- PROBLEM TO WORK ON:
Below are some records; retype all of them exactly.
- - -
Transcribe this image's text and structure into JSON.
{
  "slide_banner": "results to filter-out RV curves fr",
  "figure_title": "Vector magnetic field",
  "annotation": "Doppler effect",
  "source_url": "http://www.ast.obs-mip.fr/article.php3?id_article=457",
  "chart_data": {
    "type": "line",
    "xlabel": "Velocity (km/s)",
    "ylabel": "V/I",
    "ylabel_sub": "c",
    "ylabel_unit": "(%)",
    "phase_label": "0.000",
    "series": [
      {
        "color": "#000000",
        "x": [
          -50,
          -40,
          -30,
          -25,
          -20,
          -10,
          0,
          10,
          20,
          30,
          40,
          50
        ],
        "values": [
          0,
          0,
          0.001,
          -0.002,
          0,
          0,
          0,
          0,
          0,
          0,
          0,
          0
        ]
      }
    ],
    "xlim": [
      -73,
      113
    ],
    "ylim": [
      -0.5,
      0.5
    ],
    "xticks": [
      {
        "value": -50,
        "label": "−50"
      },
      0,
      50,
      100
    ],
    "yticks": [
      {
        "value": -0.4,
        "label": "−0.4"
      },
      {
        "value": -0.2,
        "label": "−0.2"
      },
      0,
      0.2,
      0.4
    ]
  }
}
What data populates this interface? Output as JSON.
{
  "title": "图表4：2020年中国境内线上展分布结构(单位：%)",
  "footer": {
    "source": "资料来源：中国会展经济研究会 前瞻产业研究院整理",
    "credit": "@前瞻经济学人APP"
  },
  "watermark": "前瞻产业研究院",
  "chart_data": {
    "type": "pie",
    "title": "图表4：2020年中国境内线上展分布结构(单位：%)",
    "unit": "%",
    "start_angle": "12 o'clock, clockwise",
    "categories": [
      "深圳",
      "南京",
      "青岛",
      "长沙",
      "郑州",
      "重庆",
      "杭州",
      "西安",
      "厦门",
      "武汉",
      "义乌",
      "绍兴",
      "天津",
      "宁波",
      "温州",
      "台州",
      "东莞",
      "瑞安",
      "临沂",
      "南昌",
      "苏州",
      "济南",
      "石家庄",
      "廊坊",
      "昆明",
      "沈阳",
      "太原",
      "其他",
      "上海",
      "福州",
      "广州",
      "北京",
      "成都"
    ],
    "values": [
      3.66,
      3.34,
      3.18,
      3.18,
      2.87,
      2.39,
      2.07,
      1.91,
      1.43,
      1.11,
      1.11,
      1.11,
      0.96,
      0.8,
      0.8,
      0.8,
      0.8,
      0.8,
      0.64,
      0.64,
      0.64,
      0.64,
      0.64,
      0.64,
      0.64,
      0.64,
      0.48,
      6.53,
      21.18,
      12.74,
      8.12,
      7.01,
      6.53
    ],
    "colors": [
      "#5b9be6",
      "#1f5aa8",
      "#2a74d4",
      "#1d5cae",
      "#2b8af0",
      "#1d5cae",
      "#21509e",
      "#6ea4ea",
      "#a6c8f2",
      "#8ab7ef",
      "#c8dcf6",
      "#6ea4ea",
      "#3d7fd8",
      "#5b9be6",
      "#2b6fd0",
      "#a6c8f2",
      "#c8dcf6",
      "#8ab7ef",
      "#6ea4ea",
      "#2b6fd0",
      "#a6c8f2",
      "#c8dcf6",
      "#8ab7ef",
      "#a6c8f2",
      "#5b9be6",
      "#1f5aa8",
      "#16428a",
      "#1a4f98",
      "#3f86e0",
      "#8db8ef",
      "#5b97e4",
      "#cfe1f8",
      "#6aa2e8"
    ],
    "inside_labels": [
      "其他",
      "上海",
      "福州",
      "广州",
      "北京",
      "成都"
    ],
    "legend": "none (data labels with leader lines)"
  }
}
- - -
- TASK ANSWER:
Transcribe this image's text and structure into JSON.
{
  "slide_banner": "results to filter-out RV curves fr",
  "figure_title": "Vector magnetic field",
  "annotation": "Doppler effect",
  "source_url": "http://www.ast.obs-mip.fr/article.php3?id_article=457",
  "chart_data": {
    "type": "line",
    "xlabel": "Velocity (km/s)",
    "ylabel": "V/I",
    "ylabel_sub": "c",
    "ylabel_unit": "(%)",
    "phase_label": "0.000",
    "series": [
      {
        "color": "#000000",
        "x": [
          -50,
          -40,
          -30,
          -25,
          -20,
          -10,
          0,
          10,
          20,
          30,
          40,
          50
        ],
        "values": [
          0,
          0,
          0.001,
          -0.002,
          0,
          0,
          0,
          0,
          0,
          0,
          0,
          0
        ]
      }
    ],
    "xlim": [
      -73,
      113
    ],
    "ylim": [
      -0.5,
      0.5
    ],
    "xticks": [
      {
        "value": -50,
        "label": "−50"
      },
      0,
      50,
      100
    ],
    "yticks": [
      {
        "value": -0.4,
        "label": "−0.4"
      },
      {
        "value": -0.2,
        "label": "−0.2"
      },
      0,
      0.2,
      0.4
    ]
  }
}
What data populates this interface? Output as JSON.
{
  "title": "图表4：2020年中国境内线上展分布结构(单位：%)",
  "footer": {
    "source": "资料来源：中国会展经济研究会 前瞻产业研究院整理",
    "credit": "@前瞻经济学人APP"
  },
  "watermark": "前瞻产业研究院",
  "chart_data": {
    "type": "pie",
    "title": "图表4：2020年中国境内线上展分布结构(单位：%)",
    "unit": "%",
    "start_angle": "12 o'clock, clockwise",
    "categories": [
      "深圳",
      "南京",
      "青岛",
      "长沙",
      "郑州",
      "重庆",
      "杭州",
      "西安",
      "厦门",
      "武汉",
      "义乌",
      "绍兴",
      "天津",
      "宁波",
      "温州",
      "台州",
      "东莞",
      "瑞安",
      "临沂",
      "南昌",
      "苏州",
      "济南",
      "石家庄",
      "廊坊",
      "昆明",
      "沈阳",
      "太原",
      "其他",
      "上海",
      "福州",
      "广州",
      "北京",
      "成都"
    ],
    "values": [
      3.66,
      3.34,
      3.18,
      3.18,
      2.87,
      2.39,
      2.07,
      1.91,
      1.43,
      1.11,
      1.11,
      1.11,
      0.96,
      0.8,
      0.8,
      0.8,
      0.8,
      0.8,
      0.64,
      0.64,
      0.64,
      0.64,
      0.64,
      0.64,
      0.64,
      0.64,
      0.48,
      6.53,
      21.18,
      12.74,
      8.12,
      7.01,
      6.53
    ],
    "colors": [
      "#5b9be6",
      "#1f5aa8",
      "#2a74d4",
      "#1d5cae",
      "#2b8af0",
      "#1d5cae",
      "#21509e",
      "#6ea4ea",
      "#a6c8f2",
      "#8ab7ef",
      "#c8dcf6",
      "#6ea4ea",
      "#3d7fd8",
      "#5b9be6",
      "#2b6fd0",
      "#a6c8f2",
      "#c8dcf6",
      "#8ab7ef",
      "#6ea4ea",
      "#2b6fd0",
      "#a6c8f2",
      "#c8dcf6",
      "#8ab7ef",
      "#a6c8f2",
      "#5b9be6",
      "#1f5aa8",
      "#16428a",
      "#1a4f98",
      "#3f86e0",
      "#8db8ef",
      "#5b97e4",
      "#cfe1f8",
      "#6aa2e8"
    ],
    "inside_labels": [
      "其他",
      "上海",
      "福州",
      "广州",
      "北京",
      "成都"
    ],
    "legend": "none (data labels with leader lines)"
  }
}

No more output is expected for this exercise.